Write out all the material exactly. Leave nothing out.

* begin Data shown *

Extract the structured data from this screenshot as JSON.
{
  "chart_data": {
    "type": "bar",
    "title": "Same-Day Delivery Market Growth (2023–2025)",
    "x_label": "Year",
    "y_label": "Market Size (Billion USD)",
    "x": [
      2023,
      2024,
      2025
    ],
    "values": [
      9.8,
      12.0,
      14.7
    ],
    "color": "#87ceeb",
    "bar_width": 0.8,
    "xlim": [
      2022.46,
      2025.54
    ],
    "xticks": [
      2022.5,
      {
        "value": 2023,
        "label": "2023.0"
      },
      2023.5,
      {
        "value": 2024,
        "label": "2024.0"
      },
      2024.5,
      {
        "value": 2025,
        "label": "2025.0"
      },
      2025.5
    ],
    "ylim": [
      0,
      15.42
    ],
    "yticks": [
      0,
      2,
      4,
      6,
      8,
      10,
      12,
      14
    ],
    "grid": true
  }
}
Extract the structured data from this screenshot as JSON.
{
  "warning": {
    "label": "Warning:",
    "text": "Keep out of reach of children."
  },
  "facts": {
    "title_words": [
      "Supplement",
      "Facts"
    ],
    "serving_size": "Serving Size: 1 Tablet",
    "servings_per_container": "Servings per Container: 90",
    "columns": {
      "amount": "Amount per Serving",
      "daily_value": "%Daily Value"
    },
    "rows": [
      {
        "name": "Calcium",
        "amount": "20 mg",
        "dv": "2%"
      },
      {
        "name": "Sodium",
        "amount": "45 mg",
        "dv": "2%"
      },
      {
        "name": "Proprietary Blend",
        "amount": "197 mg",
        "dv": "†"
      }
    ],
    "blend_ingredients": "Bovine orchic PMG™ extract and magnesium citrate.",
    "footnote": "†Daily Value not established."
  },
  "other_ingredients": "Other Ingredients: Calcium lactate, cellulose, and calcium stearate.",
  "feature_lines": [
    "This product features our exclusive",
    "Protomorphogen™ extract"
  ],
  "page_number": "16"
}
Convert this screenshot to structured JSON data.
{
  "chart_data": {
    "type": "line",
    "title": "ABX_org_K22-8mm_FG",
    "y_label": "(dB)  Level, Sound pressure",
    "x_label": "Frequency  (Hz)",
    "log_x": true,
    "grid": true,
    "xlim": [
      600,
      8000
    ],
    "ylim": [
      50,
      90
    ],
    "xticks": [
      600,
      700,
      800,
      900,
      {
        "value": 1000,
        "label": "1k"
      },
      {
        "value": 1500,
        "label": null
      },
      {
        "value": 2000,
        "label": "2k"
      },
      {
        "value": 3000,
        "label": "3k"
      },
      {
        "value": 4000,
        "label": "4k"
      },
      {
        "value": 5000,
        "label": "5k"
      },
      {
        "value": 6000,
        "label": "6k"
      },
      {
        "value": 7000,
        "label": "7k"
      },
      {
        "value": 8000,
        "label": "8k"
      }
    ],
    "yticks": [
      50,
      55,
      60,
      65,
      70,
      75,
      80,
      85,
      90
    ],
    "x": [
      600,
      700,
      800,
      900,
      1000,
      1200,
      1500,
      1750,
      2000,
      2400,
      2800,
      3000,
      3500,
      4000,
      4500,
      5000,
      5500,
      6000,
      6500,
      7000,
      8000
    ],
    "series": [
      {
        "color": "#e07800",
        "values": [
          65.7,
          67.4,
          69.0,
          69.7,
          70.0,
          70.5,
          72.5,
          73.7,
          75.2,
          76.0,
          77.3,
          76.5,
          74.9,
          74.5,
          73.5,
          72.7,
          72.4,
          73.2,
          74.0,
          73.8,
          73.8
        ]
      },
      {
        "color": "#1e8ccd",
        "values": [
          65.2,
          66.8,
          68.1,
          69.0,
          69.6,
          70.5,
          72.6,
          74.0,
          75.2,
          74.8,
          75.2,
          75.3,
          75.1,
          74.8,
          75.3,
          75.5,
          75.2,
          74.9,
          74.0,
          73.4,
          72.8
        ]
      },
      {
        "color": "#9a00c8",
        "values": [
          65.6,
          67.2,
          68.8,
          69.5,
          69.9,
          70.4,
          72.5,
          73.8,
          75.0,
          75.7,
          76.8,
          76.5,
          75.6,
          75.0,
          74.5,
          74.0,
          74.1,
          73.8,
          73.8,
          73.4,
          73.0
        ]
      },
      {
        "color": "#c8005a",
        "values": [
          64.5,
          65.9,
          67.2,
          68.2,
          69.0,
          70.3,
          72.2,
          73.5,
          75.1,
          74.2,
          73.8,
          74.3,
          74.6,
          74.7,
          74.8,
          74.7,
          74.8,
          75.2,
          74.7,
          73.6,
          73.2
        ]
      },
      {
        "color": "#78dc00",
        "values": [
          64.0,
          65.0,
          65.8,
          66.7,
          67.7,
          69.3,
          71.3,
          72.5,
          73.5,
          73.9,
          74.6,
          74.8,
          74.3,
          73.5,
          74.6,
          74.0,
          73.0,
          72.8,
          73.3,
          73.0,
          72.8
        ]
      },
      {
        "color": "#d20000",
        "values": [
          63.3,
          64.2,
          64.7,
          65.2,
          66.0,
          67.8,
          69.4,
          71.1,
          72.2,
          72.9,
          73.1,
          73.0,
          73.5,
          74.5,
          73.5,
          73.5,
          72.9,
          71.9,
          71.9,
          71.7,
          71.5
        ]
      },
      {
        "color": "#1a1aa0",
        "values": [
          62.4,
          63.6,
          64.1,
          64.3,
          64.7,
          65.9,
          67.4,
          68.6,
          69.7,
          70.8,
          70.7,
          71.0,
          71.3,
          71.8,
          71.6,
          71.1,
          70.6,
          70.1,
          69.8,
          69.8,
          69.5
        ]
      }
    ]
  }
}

* end Data shown *

- _Response to this task_
Extract the structured data from this screenshot as JSON.
{
  "chart_data": {
    "type": "bar",
    "title": "Same-Day Delivery Market Growth (2023–2025)",
    "x_label": "Year",
    "y_label": "Market Size (Billion USD)",
    "x": [
      2023,
      2024,
      2025
    ],
    "values": [
      9.8,
      12.0,
      14.7
    ],
    "color": "#87ceeb",
    "bar_width": 0.8,
    "xlim": [
      2022.46,
      2025.54
    ],
    "xticks": [
      2022.5,
      {
        "value": 2023,
        "label": "2023.0"
      },
      2023.5,
      {
        "value": 2024,
        "label": "2024.0"
      },
      2024.5,
      {
        "value": 2025,
        "label": "2025.0"
      },
      2025.5
    ],
    "ylim": [
      0,
      15.42
    ],
    "yticks": [
      0,
      2,
      4,
      6,
      8,
      10,
      12,
      14
    ],
    "grid": true
  }
}
Extract the structured data from this screenshot as JSON.
{
  "warning": {
    "label": "Warning:",
    "text": "Keep out of reach of children."
  },
  "facts": {
    "title_words": [
      "Supplement",
      "Facts"
    ],
    "serving_size": "Serving Size: 1 Tablet",
    "servings_per_container": "Servings per Container: 90",
    "columns": {
      "amount": "Amount per Serving",
      "daily_value": "%Daily Value"
    },
    "rows": [
      {
        "name": "Calcium",
        "amount": "20 mg",
        "dv": "2%"
      },
      {
        "name": "Sodium",
        "amount": "45 mg",
        "dv": "2%"
      },
      {
        "name": "Proprietary Blend",
        "amount": "197 mg",
        "dv": "†"
      }
    ],
    "blend_ingredients": "Bovine orchic PMG™ extract and magnesium citrate.",
    "footnote": "†Daily Value not established."
  },
  "other_ingredients": "Other Ingredients: Calcium lactate, cellulose, and calcium stearate.",
  "feature_lines": [
    "This product features our exclusive",
    "Protomorphogen™ extract"
  ],
  "page_number": "16"
}
Convert this screenshot to structured JSON data.
{
  "chart_data": {
    "type": "line",
    "title": "ABX_org_K22-8mm_FG",
    "y_label": "(dB)  Level, Sound pressure",
    "x_label": "Frequency  (Hz)",
    "log_x": true,
    "grid": true,
    "xlim": [
      600,
      8000
    ],
    "ylim": [
      50,
      90
    ],
    "xticks": [
      600,
      700,
      800,
      900,
      {
        "value": 1000,
        "label": "1k"
      },
      {
        "value": 1500,
        "label": null
      },
      {
        "value": 2000,
        "label": "2k"
      },
      {
        "value": 3000,
        "label": "3k"
      },
      {
        "value": 4000,
        "label": "4k"
      },
      {
        "value": 5000,
        "label": "5k"
      },
      {
        "value": 6000,
        "label": "6k"
      },
      {
        "value": 7000,
        "label": "7k"
      },
      {
        "value": 8000,
        "label": "8k"
      }
    ],
    "yticks": [
      50,
      55,
      60,
      65,
      70,
      75,
      80,
      85,
      90
    ],
    "x": [
      600,
      700,
      800,
      900,
      1000,
      1200,
      1500,
      1750,
      2000,
      2400,
      2800,
      3000,
      3500,
      4000,
      4500,
      5000,
      5500,
      6000,
      6500,
      7000,
      8000
    ],
    "series": [
      {
        "color": "#e07800",
        "values": [
          65.7,
          67.4,
          69.0,
          69.7,
          70.0,
          70.5,
          72.5,
          73.7,
          75.2,
          76.0,
          77.3,
          76.5,
          74.9,
          74.5,
          73.5,
          72.7,
          72.4,
          73.2,
          74.0,
          73.8,
          73.8
        ]
      },
      {
        "color": "#1e8ccd",
        "values": [
          65.2,
          66.8,
          68.1,
          69.0,
          69.6,
          70.5,
          72.6,
          74.0,
          75.2,
          74.8,
          75.2,
          75.3,
          75.1,
          74.8,
          75.3,
          75.5,
          75.2,
          74.9,
          74.0,
          73.4,
          72.8
        ]
      },
      {
        "color": "#9a00c8",
        "values": [
          65.6,
          67.2,
          68.8,
          69.5,
          69.9,
          70.4,
          72.5,
          73.8,
          75.0,
          75.7,
          76.8,
          76.5,
          75.6,
          75.0,
          74.5,
          74.0,
          74.1,
          73.8,
          73.8,
          73.4,
          73.0
        ]
      },
      {
        "color": "#c8005a",
        "values": [
          64.5,
          65.9,
          67.2,
          68.2,
          69.0,
          70.3,
          72.2,
          73.5,
          75.1,
          74.2,
          73.8,
          74.3,
          74.6,
          74.7,
          74.8,
          74.7,
          74.8,
          75.2,
          74.7,
          73.6,
          73.2
        ]
      },
      {
        "color": "#78dc00",
        "values": [
          64.0,
          65.0,
          65.8,
          66.7,
          67.7,
          69.3,
          71.3,
          72.5,
          73.5,
          73.9,
          74.6,
          74.8,
          74.3,
          73.5,
          74.6,
          74.0,
          73.0,
          72.8,
          73.3,
          73.0,
          72.8
        ]
      },
      {
        "color": "#d20000",
        "values": [
          63.3,
          64.2,
          64.7,
          65.2,
          66.0,
          67.8,
          69.4,
          71.1,
          72.2,
          72.9,
          73.1,
          73.0,
          73.5,
          74.5,
          73.5,
          73.5,
          72.9,
          71.9,
          71.9,
          71.7,
          71.5
        ]
      },
      {
        "color": "#1a1aa0",
        "values": [
          62.4,
          63.6,
          64.1,
          64.3,
          64.7,
          65.9,
          67.4,
          68.6,
          69.7,
          70.8,
          70.7,
          71.0,
          71.3,
          71.8,
          71.6,
          71.1,
          70.6,
          70.1,
          69.8,
          69.8,
          69.5
        ]
      }
    ]
  }
}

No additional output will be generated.